**What the exercise asks:**
Quote the records that follow in full, leaving the pictures out.

**Transcription dataset entries:**
****************

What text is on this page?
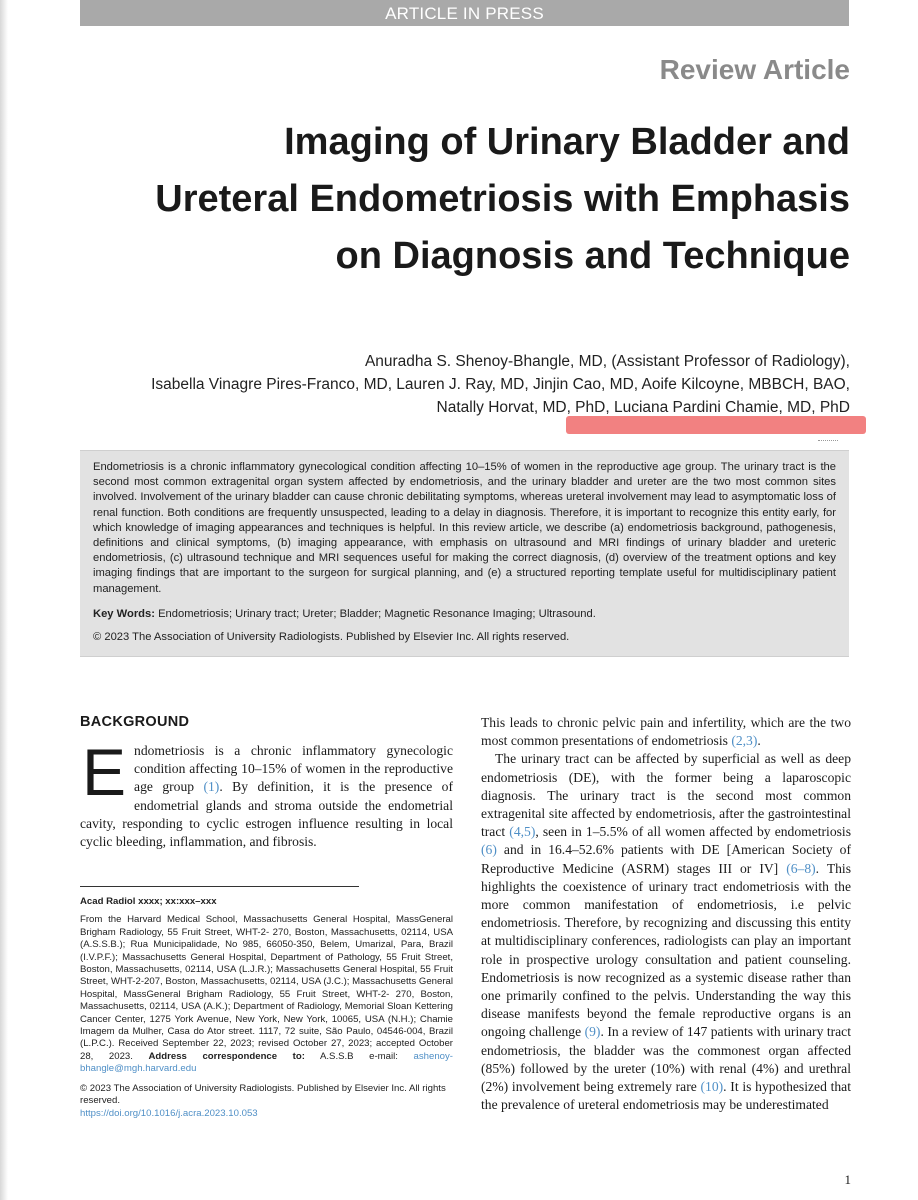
ARTICLE IN PRESS
Review Article
Imaging of Urinary Bladder and Ureteral Endometriosis with Emphasis on Diagnosis and Technique
Anuradha S. Shenoy-Bhangle, MD, (Assistant Professor of Radiology),
Isabella Vinagre Pires-Franco, MD, Lauren J. Ray, MD, Jinjin Cao, MD, Aoife Kilcoyne, MBBCH, BAO,
Natally Horvat, MD, PhD, Luciana Pardini Chamie, MD, PhD

Endometriosis is a chronic inflammatory gynecological condition affecting 10–15% of women in the reproductive age group. The urinary tract is the second most common extragenital organ system affected by endometriosis, and the urinary bladder and ureter are the two most common sites involved. Involvement of the urinary bladder can cause chronic debilitating symptoms, whereas ureteral involvement may lead to asymptomatic loss of renal function. Both conditions are frequently unsuspected, leading to a delay in diagnosis. Therefore, it is important to recognize this entity early, for which knowledge of imaging appearances and techniques is helpful. In this review article, we describe (a) endometriosis background, pathogenesis, definitions and clinical symptoms, (b) imaging appearance, with emphasis on ultrasound and MRI findings of urinary bladder and ureteric endometriosis, (c) ultrasound technique and MRI sequences useful for making the correct diagnosis, (d) overview of the treatment options and key imaging findings that are important to the surgeon for surgical planning, and (e) a structured reporting template useful for multidisciplinary patient management.

Key Words: Endometriosis; Urinary tract; Ureter; Bladder; Magnetic Resonance Imaging; Ultrasound.

© 2023 The Association of University Radiologists. Published by Elsevier Inc. All rights reserved.

BACKGROUND

Endometriosis is a chronic inflammatory gynecologic condition affecting 10–15% of women in the reproductive age group (1). By definition, it is the presence of endometrial glands and stroma outside the endometrial cavity, responding to cyclic estrogen influence resulting in local cyclic bleeding, inflammation, and fibrosis.

Acad Radiol xxxx; xx:xxx–xxx

From the Harvard Medical School, Massachusetts General Hospital, MassGeneral Brigham Radiology, 55 Fruit Street, WHT-2- 270, Boston, Massachusetts, 02114, USA (A.S.S.B.); Rua Municipalidade, No 985, 66050-350, Belem, Umarizal, Para, Brazil (I.V.P.F.); Massachusetts General Hospital, Department of Pathology, 55 Fruit Street, Boston, Massachusetts, 02114, USA (L.J.R.); Massachusetts General Hospital, 55 Fruit Street, WHT-2-207, Boston, Massachusetts, 02114, USA (J.C.); Massachusetts General Hospital, MassGeneral Brigham Radiology, 55 Fruit Street, WHT-2- 270, Boston, Massachusetts, 02114, USA (A.K.); Department of Radiology, Memorial Sloan Kettering Cancer Center, 1275 York Avenue, New York, New York, 10065, USA (N.H.); Chamie Imagem da Mulher, Casa do Ator street. 1117, 72 suite, São Paulo, 04546-004, Brazil (L.P.C.). Received September 22, 2023; revised October 27, 2023; accepted October 28, 2023. Address correspondence to: A.S.S.B e-mail: ashenoy-bhangle@mgh.harvard.edu

© 2023 The Association of University Radiologists. Published by Elsevier Inc. All rights reserved.

https://doi.org/10.1016/j.acra.2023.10.053

This leads to chronic pelvic pain and infertility, which are the two most common presentations of endometriosis (2,3).

The urinary tract can be affected by superficial as well as deep endometriosis (DE), with the former being a laparoscopic diagnosis. The urinary tract is the second most common extragenital site affected by endometriosis, after the gastrointestinal tract (4,5), seen in 1–5.5% of all women affected by endometriosis (6) and in 16.4–52.6% patients with DE [American Society of Reproductive Medicine (ASRM) stages III or IV] (6–8). This highlights the coexistence of urinary tract endometriosis with the more common manifestation of endometriosis, i.e pelvic endometriosis. Therefore, by recognizing and discussing this entity at multidisciplinary conferences, radiologists can play an important role in prospective urology consultation and patient counseling. Endometriosis is now recognized as a systemic disease rather than one primarily confined to the pelvis. Understanding the way this disease manifests beyond the female reproductive organs is an ongoing challenge (9). In a review of 147 patients with urinary tract endometriosis, the bladder was the commonest organ affected (85%) followed by the ureter (10%) with renal (4%) and urethral (2%) involvement being extremely rare (10). It is hypothesized that the prevalence of ureteral endometriosis may be underestimated

1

****************

**Problem solution:**
What text is on this page?
ARTICLE IN PRESS
Review Article
Imaging of Urinary Bladder and Ureteral Endometriosis with Emphasis on Diagnosis and Technique
Anuradha S. Shenoy-Bhangle, MD, (Assistant Professor of Radiology),
Isabella Vinagre Pires-Franco, MD, Lauren J. Ray, MD, Jinjin Cao, MD, Aoife Kilcoyne, MBBCH, BAO,
Natally Horvat, MD, PhD, Luciana Pardini Chamie, MD, PhD

Endometriosis is a chronic inflammatory gynecological condition affecting 10–15% of women in the reproductive age group. The urinary tract is the second most common extragenital organ system affected by endometriosis, and the urinary bladder and ureter are the two most common sites involved. Involvement of the urinary bladder can cause chronic debilitating symptoms, whereas ureteral involvement may lead to asymptomatic loss of renal function. Both conditions are frequently unsuspected, leading to a delay in diagnosis. Therefore, it is important to recognize this entity early, for which knowledge of imaging appearances and techniques is helpful. In this review article, we describe (a) endometriosis background, pathogenesis, definitions and clinical symptoms, (b) imaging appearance, with emphasis on ultrasound and MRI findings of urinary bladder and ureteric endometriosis, (c) ultrasound technique and MRI sequences useful for making the correct diagnosis, (d) overview of the treatment options and key imaging findings that are important to the surgeon for surgical planning, and (e) a structured reporting template useful for multidisciplinary patient management.

Key Words: Endometriosis; Urinary tract; Ureter; Bladder; Magnetic Resonance Imaging; Ultrasound.

© 2023 The Association of University Radiologists. Published by Elsevier Inc. All rights reserved.

BACKGROUND

Endometriosis is a chronic inflammatory gynecologic condition affecting 10–15% of women in the reproductive age group (1). By definition, it is the presence of endometrial glands and stroma outside the endometrial cavity, responding to cyclic estrogen influence resulting in local cyclic bleeding, inflammation, and fibrosis.

Acad Radiol xxxx; xx:xxx–xxx

From the Harvard Medical School, Massachusetts General Hospital, MassGeneral Brigham Radiology, 55 Fruit Street, WHT-2- 270, Boston, Massachusetts, 02114, USA (A.S.S.B.); Rua Municipalidade, No 985, 66050-350, Belem, Umarizal, Para, Brazil (I.V.P.F.); Massachusetts General Hospital, Department of Pathology, 55 Fruit Street, Boston, Massachusetts, 02114, USA (L.J.R.); Massachusetts General Hospital, 55 Fruit Street, WHT-2-207, Boston, Massachusetts, 02114, USA (J.C.); Massachusetts General Hospital, MassGeneral Brigham Radiology, 55 Fruit Street, WHT-2- 270, Boston, Massachusetts, 02114, USA (A.K.); Department of Radiology, Memorial Sloan Kettering Cancer Center, 1275 York Avenue, New York, New York, 10065, USA (N.H.); Chamie Imagem da Mulher, Casa do Ator street. 1117, 72 suite, São Paulo, 04546-004, Brazil (L.P.C.). Received September 22, 2023; revised October 27, 2023; accepted October 28, 2023. Address correspondence to: A.S.S.B e-mail: ashenoy-bhangle@mgh.harvard.edu

© 2023 The Association of University Radiologists. Published by Elsevier Inc. All rights reserved.

https://doi.org/10.1016/j.acra.2023.10.053

This leads to chronic pelvic pain and infertility, which are the two most common presentations of endometriosis (2,3).

The urinary tract can be affected by superficial as well as deep endometriosis (DE), with the former being a laparoscopic diagnosis. The urinary tract is the second most common extragenital site affected by endometriosis, after the gastrointestinal tract (4,5), seen in 1–5.5% of all women affected by endometriosis (6) and in 16.4–52.6% patients with DE [American Society of Reproductive Medicine (ASRM) stages III or IV] (6–8). This highlights the coexistence of urinary tract endometriosis with the more common manifestation of endometriosis, i.e pelvic endometriosis. Therefore, by recognizing and discussing this entity at multidisciplinary conferences, radiologists can play an important role in prospective urology consultation and patient counseling. Endometriosis is now recognized as a systemic disease rather than one primarily confined to the pelvis. Understanding the way this disease manifests beyond the female reproductive organs is an ongoing challenge (9). In a review of 147 patients with urinary tract endometriosis, the bladder was the commonest organ affected (85%) followed by the ureter (10%) with renal (4%) and urethral (2%) involvement being extremely rare (10). It is hypothesized that the prevalence of ureteral endometriosis may be underestimated

1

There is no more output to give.